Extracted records
□ □ □
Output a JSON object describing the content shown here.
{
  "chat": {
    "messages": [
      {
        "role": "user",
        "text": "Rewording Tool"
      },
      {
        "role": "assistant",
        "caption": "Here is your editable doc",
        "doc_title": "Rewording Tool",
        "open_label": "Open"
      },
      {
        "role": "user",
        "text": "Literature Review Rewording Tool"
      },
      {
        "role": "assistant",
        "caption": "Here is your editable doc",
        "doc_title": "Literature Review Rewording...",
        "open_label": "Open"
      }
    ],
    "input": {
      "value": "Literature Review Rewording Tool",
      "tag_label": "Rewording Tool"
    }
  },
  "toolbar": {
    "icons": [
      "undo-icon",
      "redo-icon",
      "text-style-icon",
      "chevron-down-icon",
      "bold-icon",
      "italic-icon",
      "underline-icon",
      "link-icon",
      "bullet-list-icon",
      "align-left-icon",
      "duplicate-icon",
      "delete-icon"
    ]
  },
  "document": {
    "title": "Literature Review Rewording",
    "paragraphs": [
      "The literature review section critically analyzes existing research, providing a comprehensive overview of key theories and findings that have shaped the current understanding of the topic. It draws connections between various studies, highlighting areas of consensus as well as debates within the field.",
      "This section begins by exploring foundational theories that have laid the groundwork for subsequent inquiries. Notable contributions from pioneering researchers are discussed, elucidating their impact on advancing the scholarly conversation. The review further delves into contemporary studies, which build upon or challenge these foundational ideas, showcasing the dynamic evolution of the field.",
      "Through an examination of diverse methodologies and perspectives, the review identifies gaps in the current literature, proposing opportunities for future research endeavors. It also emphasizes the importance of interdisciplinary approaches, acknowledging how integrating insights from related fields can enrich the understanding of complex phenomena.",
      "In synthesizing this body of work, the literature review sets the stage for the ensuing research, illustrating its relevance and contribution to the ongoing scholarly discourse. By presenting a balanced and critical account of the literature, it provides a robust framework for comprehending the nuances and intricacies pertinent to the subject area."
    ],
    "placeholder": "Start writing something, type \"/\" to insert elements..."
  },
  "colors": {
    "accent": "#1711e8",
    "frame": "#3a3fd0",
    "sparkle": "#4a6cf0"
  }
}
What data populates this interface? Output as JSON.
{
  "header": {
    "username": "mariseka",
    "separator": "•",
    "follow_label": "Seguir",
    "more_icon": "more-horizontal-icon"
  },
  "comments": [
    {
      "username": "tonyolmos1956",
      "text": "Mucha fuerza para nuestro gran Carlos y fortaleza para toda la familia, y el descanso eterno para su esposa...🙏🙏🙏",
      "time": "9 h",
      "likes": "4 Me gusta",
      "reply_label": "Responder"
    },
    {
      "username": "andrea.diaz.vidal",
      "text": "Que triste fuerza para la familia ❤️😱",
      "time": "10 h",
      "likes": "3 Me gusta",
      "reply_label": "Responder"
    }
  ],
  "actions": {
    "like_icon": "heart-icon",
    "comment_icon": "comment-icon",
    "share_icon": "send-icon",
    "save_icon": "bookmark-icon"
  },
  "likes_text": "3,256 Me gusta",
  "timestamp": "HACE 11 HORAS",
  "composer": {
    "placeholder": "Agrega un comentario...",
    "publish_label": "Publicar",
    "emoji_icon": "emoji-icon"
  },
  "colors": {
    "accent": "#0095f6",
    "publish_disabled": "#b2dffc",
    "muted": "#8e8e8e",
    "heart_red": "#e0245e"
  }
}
□ □ □
§ EXERCISE
Each entry above is to be quoted exactly.

§ THE RESULT
Output a JSON object describing the content shown here.
{
  "chat": {
    "messages": [
      {
        "role": "user",
        "text": "Rewording Tool"
      },
      {
        "role": "assistant",
        "caption": "Here is your editable doc",
        "doc_title": "Rewording Tool",
        "open_label": "Open"
      },
      {
        "role": "user",
        "text": "Literature Review Rewording Tool"
      },
      {
        "role": "assistant",
        "caption": "Here is your editable doc",
        "doc_title": "Literature Review Rewording...",
        "open_label": "Open"
      }
    ],
    "input": {
      "value": "Literature Review Rewording Tool",
      "tag_label": "Rewording Tool"
    }
  },
  "toolbar": {
    "icons": [
      "undo-icon",
      "redo-icon",
      "text-style-icon",
      "chevron-down-icon",
      "bold-icon",
      "italic-icon",
      "underline-icon",
      "link-icon",
      "bullet-list-icon",
      "align-left-icon",
      "duplicate-icon",
      "delete-icon"
    ]
  },
  "document": {
    "title": "Literature Review Rewording",
    "paragraphs": [
      "The literature review section critically analyzes existing research, providing a comprehensive overview of key theories and findings that have shaped the current understanding of the topic. It draws connections between various studies, highlighting areas of consensus as well as debates within the field.",
      "This section begins by exploring foundational theories that have laid the groundwork for subsequent inquiries. Notable contributions from pioneering researchers are discussed, elucidating their impact on advancing the scholarly conversation. The review further delves into contemporary studies, which build upon or challenge these foundational ideas, showcasing the dynamic evolution of the field.",
      "Through an examination of diverse methodologies and perspectives, the review identifies gaps in the current literature, proposing opportunities for future research endeavors. It also emphasizes the importance of interdisciplinary approaches, acknowledging how integrating insights from related fields can enrich the understanding of complex phenomena.",
      "In synthesizing this body of work, the literature review sets the stage for the ensuing research, illustrating its relevance and contribution to the ongoing scholarly discourse. By presenting a balanced and critical account of the literature, it provides a robust framework for comprehending the nuances and intricacies pertinent to the subject area."
    ],
    "placeholder": "Start writing something, type \"/\" to insert elements..."
  },
  "colors": {
    "accent": "#1711e8",
    "frame": "#3a3fd0",
    "sparkle": "#4a6cf0"
  }
}
What data populates this interface? Output as JSON.
{
  "header": {
    "username": "mariseka",
    "separator": "•",
    "follow_label": "Seguir",
    "more_icon": "more-horizontal-icon"
  },
  "comments": [
    {
      "username": "tonyolmos1956",
      "text": "Mucha fuerza para nuestro gran Carlos y fortaleza para toda la familia, y el descanso eterno para su esposa...🙏🙏🙏",
      "time": "9 h",
      "likes": "4 Me gusta",
      "reply_label": "Responder"
    },
    {
      "username": "andrea.diaz.vidal",
      "text": "Que triste fuerza para la familia ❤️😱",
      "time": "10 h",
      "likes": "3 Me gusta",
      "reply_label": "Responder"
    }
  ],
  "actions": {
    "like_icon": "heart-icon",
    "comment_icon": "comment-icon",
    "share_icon": "send-icon",
    "save_icon": "bookmark-icon"
  },
  "likes_text": "3,256 Me gusta",
  "timestamp": "HACE 11 HORAS",
  "composer": {
    "placeholder": "Agrega un comentario...",
    "publish_label": "Publicar",
    "emoji_icon": "emoji-icon"
  },
  "colors": {
    "accent": "#0095f6",
    "publish_disabled": "#b2dffc",
    "muted": "#8e8e8e",
    "heart_red": "#e0245e"
  }
}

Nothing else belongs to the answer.